WHAT YOU NEED TO DO: Select all lines holding the word "model" from the entries that follow.

________

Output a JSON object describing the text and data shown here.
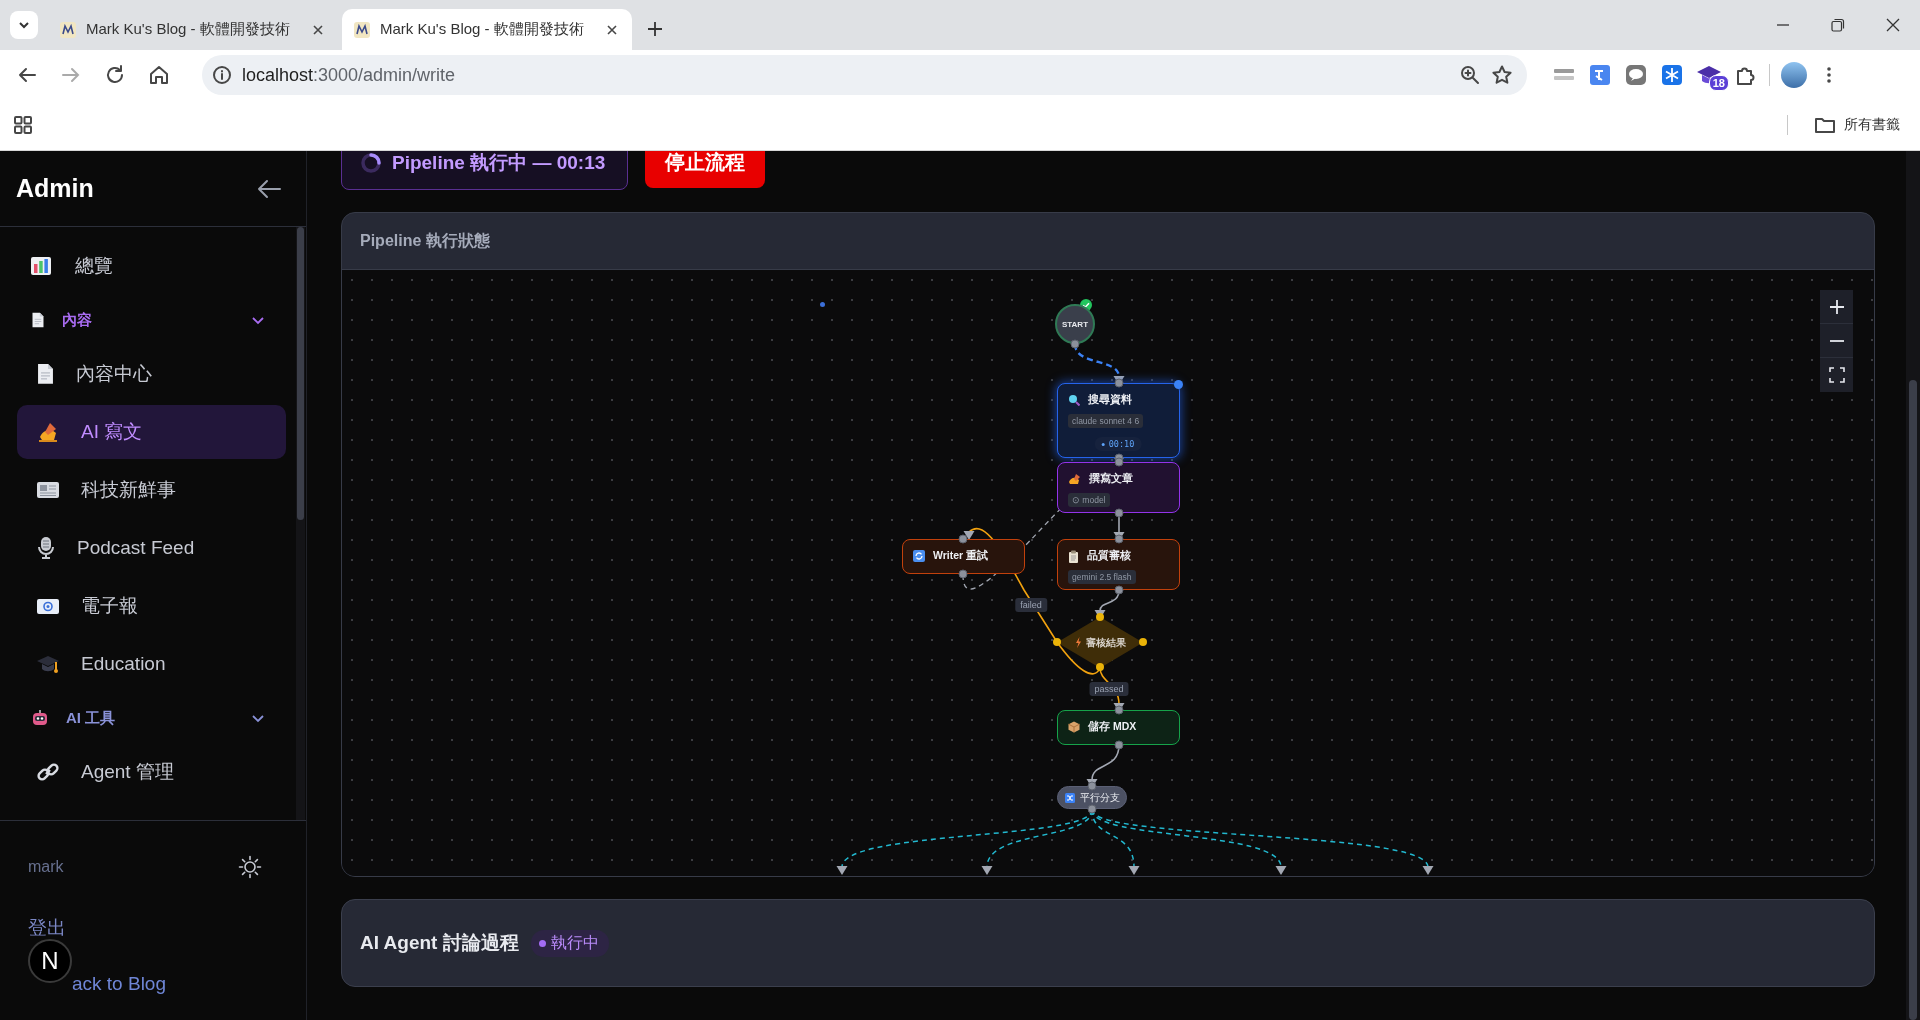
{
  "browser": {
    "tabs": [
      {
        "title": "Mark Ku's Blog - 軟體開發技術",
        "selected": false
      },
      {
        "title": "Mark Ku's Blog - 軟體開發技術",
        "selected": true
      }
    ],
    "url_host": "localhost",
    "url_path": ":3000/admin/write",
    "extension_badge": "18",
    "bookmarks_folder": "所有書籤"
  },
  "sidebar": {
    "title": "Admin",
    "items": [
      {
        "kind": "link",
        "label": "總覽",
        "selected": false
      },
      {
        "kind": "group",
        "label": "內容",
        "active": true,
        "expanded": true,
        "children": [
          {
            "label": "內容中心",
            "selected": false
          },
          {
            "label": "AI 寫文",
            "selected": true
          },
          {
            "label": "科技新鮮事",
            "selected": false
          },
          {
            "label": "Podcast Feed",
            "selected": false
          },
          {
            "label": "電子報",
            "selected": false
          },
          {
            "label": "Education",
            "selected": false
          }
        ]
      },
      {
        "kind": "group",
        "label": "AI 工具",
        "active": false,
        "expanded": true,
        "children": [
          {
            "label": "Agent 管理",
            "selected": false
          }
        ]
      }
    ],
    "user": "mark",
    "logout": "登出",
    "back_link": "ack to Blog",
    "dev_badge": "N"
  },
  "run_status": {
    "label": "Pipeline 執行中 — 00:13",
    "running": true
  },
  "stop_button": "停止流程",
  "pipeline": {
    "title": "Pipeline 執行狀態",
    "nodes": [
      {
        "kind": "start",
        "label": "START",
        "color": "#2f7a55",
        "done": true,
        "running": false
      },
      {
        "kind": "task",
        "label": "搜尋資料",
        "model": "claude sonnet 4 6",
        "color": "#2563eb",
        "done": false,
        "running": true,
        "timer": "00:10"
      },
      {
        "kind": "task",
        "label": "撰寫文章",
        "model": "⊙ model",
        "color": "#9333ea",
        "done": false,
        "running": false
      },
      {
        "kind": "task",
        "label": "Writer 重試",
        "color": "#c2410c",
        "done": false,
        "running": false
      },
      {
        "kind": "task",
        "label": "品質審核",
        "model": "gemini 2.5 flash",
        "color": "#c2410c",
        "done": false,
        "running": false
      },
      {
        "kind": "decision",
        "label": "審核結果",
        "color": "#eab308",
        "done": false,
        "running": false
      },
      {
        "kind": "task",
        "label": "儲存 MDX",
        "color": "#16a34a",
        "done": false,
        "running": false
      },
      {
        "kind": "branch",
        "label": "平行分支",
        "color": "#5b6075",
        "done": false,
        "running": false
      }
    ],
    "edges": [
      {
        "kind": "active"
      },
      {
        "kind": "normal"
      },
      {
        "kind": "retry"
      },
      {
        "kind": "normal"
      },
      {
        "kind": "normal"
      },
      {
        "kind": "failed",
        "label": "failed"
      },
      {
        "kind": "passed",
        "label": "passed"
      },
      {
        "kind": "normal"
      },
      {
        "kind": "parallel"
      },
      {
        "kind": "parallel"
      },
      {
        "kind": "parallel"
      },
      {
        "kind": "parallel"
      },
      {
        "kind": "parallel"
      }
    ]
  },
  "agent_panel": {
    "title": "AI Agent 討論過程",
    "status": "執行中"
  }
}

________

SOLUTION FOR THIS EXERCISE:
        "model": "claude sonnet 4 6",
        "model": "⊙ model",
        "model": "gemini 2.5 flash",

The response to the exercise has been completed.